> **Extrait de page**
····················
Voilà comment Trie-sur-Baïse a bouché un trou mais ne s’en plaint pas : pour recevoir le Tour, le département a refait les routes, et c’est sur un enrobé d’aérodrome que les coureurs s’élanceront. Au moins sur les trois premiers kilomètres, puisqu’on arrive ensuite dans le Gers, qui n’avait aucune raison de refaire la route qui est déjà très bien comme ça.

Trie-Pau, donc, où chacun aura le droit de tenter sa chance, surtout la (Groupama-)FDJ. L’un des sprinteurs encore debouts roule sous ses couleurs. Parfois même un peu vite dans les cols, où Arnaud Démare est soupçonné de s’accrocher de temps à autres à la voiture de son directeur sportif pour rentrer dans les délais, ces deux derniers jours.

La vraie beauté du Tour de France, c’est ça. / MARCO BERTORELLO / AFP

Démare traîne cette réputation de coureur à la portière depuis plusieurs années, notamment lors de sa victoire sur Milan-San Remo 2016, où des coureurs italiens l’avaient soupçonné d’avoir été remorqué dans la côte de la Cipressa. André Greipel, rentré à la maison dans l’étape de l’Alpez d’Huez lorsqu’il avait compris qu’il finirait hors-délais, a mis ses grosses cuisses dans le plat, mercredi soir sur Twitter : « Peut-être que quelqu’un devrait dire à Arnaud Démare et Groupama-FDJ qu’il y a des traceurs GPS sur le Tour de France. Chapeau pour avoir perdu seulement 9 minutes en 17 km sur Nairo Quintana ». Puis #notthefirsttime, ce qui veut dire #paslapremièrefois.

Démare a répondu, Greipel a effacé son tweet : Rohff et Booba sont encore un petit cran au-dessus en terme de clash, mais c’est un bel effort de la part de l’Allemand, soutenu en cela par deux autres sprinteurs, ce qui augure assez mal de la popularité de l’ancien champion de France dans sa confrérie.

« Je vous avais pas reconnu M. Froome. Mais pourquoi vous avez pas mis votre maillot jaune, aussi ? »

Trie-Pau toujours : on ne conseille pas au résident monégasque le plus célèbre du peloton, Christopher Froome, de tenter sa chance ces jours-ci, au rythme où les emmerdes s’accumulent sur son porte-bagage. Après les chutes, le coup des gaz lacrymogènes et la perte du Tour de France au profit de son ami Geraint Thomas, il a été hier pris à partie par un policier dans la descente du col du Portet vers son hôtel. Il l’avait pris pour un spectateur descendant à vélo. A la décharge du sifflet, Froome, en anorak gris, n’avait pas la dégaine d’un quadruple vainqueur de l’épreuve.
····················
> **Liste**

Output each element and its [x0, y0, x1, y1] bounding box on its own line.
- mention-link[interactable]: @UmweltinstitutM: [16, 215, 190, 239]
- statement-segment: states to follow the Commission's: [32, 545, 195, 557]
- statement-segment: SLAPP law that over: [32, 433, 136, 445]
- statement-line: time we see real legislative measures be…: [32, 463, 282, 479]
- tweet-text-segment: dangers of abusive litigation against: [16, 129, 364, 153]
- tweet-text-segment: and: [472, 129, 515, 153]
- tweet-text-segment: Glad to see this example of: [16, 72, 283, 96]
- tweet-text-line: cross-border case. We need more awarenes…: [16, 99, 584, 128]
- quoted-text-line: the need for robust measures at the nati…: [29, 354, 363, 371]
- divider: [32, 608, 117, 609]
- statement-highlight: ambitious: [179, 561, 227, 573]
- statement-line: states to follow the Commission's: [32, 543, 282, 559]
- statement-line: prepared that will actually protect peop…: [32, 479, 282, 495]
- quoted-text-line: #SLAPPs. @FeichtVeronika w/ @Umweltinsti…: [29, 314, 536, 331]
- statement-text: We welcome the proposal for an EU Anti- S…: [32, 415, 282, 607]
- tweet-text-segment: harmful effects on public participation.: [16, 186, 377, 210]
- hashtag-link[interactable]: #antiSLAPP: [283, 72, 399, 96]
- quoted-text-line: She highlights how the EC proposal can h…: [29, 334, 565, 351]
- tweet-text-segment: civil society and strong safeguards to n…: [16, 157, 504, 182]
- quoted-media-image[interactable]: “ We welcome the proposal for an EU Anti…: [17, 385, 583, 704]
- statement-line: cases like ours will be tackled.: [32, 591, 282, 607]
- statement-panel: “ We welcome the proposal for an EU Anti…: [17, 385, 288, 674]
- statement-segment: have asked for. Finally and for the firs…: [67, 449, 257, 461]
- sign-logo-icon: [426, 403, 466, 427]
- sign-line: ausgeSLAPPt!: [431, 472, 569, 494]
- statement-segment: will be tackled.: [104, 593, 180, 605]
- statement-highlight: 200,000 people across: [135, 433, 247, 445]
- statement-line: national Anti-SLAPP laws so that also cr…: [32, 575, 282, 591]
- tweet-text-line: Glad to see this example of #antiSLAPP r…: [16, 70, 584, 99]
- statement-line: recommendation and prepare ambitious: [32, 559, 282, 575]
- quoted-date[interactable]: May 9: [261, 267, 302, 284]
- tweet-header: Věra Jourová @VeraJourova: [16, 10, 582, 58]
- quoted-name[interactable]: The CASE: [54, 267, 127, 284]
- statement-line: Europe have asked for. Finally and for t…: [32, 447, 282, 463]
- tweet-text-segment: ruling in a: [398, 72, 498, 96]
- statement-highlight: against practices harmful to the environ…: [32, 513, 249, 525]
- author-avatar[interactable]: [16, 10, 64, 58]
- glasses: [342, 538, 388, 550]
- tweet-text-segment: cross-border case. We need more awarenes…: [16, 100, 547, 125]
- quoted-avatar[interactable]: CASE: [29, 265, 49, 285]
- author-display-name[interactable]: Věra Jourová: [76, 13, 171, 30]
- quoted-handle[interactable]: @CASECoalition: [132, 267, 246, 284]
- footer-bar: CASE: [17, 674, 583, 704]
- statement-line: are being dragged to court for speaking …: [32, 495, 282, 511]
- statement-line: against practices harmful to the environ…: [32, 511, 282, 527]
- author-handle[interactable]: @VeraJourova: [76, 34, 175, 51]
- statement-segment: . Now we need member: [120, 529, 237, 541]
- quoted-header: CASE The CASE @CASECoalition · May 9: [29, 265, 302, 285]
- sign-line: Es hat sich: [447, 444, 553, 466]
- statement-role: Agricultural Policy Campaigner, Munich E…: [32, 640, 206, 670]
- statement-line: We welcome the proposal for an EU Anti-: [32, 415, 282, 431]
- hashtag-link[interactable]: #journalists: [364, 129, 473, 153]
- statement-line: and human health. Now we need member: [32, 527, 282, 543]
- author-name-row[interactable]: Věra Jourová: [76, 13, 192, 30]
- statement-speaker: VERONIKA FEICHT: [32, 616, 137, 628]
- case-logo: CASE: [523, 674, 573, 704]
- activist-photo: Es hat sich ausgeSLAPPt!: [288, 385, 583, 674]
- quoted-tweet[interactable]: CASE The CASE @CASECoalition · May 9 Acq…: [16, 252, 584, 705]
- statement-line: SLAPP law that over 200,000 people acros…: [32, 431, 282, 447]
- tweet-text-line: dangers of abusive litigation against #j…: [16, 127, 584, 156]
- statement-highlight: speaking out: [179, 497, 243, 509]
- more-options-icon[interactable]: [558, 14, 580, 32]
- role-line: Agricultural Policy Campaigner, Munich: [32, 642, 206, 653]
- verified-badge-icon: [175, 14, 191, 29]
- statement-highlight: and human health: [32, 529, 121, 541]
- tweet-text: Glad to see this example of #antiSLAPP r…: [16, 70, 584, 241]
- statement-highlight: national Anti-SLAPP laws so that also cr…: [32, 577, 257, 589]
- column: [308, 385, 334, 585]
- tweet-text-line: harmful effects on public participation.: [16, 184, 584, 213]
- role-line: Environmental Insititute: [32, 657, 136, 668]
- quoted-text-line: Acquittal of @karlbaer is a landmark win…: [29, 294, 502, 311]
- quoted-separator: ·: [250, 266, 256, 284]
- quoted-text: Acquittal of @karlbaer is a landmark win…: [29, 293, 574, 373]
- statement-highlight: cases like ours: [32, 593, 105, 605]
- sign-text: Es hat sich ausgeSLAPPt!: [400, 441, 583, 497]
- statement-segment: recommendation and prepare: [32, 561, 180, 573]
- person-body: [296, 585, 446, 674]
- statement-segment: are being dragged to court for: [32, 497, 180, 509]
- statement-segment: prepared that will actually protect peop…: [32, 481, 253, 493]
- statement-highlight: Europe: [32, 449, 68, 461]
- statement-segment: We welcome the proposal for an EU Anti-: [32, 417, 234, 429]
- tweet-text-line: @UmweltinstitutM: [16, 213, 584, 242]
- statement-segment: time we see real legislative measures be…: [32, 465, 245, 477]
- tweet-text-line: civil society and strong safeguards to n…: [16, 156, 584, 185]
····················
> **Travail demandé**
1. Répondez aux questions suivantes à partir de l'extrait.
(a) Sur combien de kilomètres les coureurs s'élanceront-ils sur un enrobé d'aérodrome ?
(b) Lors de quelle course des coureurs italiens ont-ils soupçonné Arnaud Démare d'avoir été remorqué dans la côte de la Cipressa ?
(c) Par qui Christopher Froome a-t-il été pris à partie dans la descente du col du Portet ?
2. Recopiez à l'identique les lignes de la liste, en partant de sa toute première ligne et en vous arrêtant après la ligne qui contient « - statement-segment: SLAPP ».
L'extrait et la liste n'ont aucun rapport entre eux.

> **Réponses par tâche**
1.
(a) Sur les trois premiers kilomètres.
(b) Lors de Milan-San Remo 2016.
(c) Par un policier.

2.
Output each element and its [x0, y0, x1, y1] bounding box on its own line.
- mention-link[interactable]: @UmweltinstitutM: [16, 215, 190, 239]
- statement-segment: states to follow the Commission's: [32, 545, 195, 557]
- statement-segment: SLAPP law that over: [32, 433, 136, 445]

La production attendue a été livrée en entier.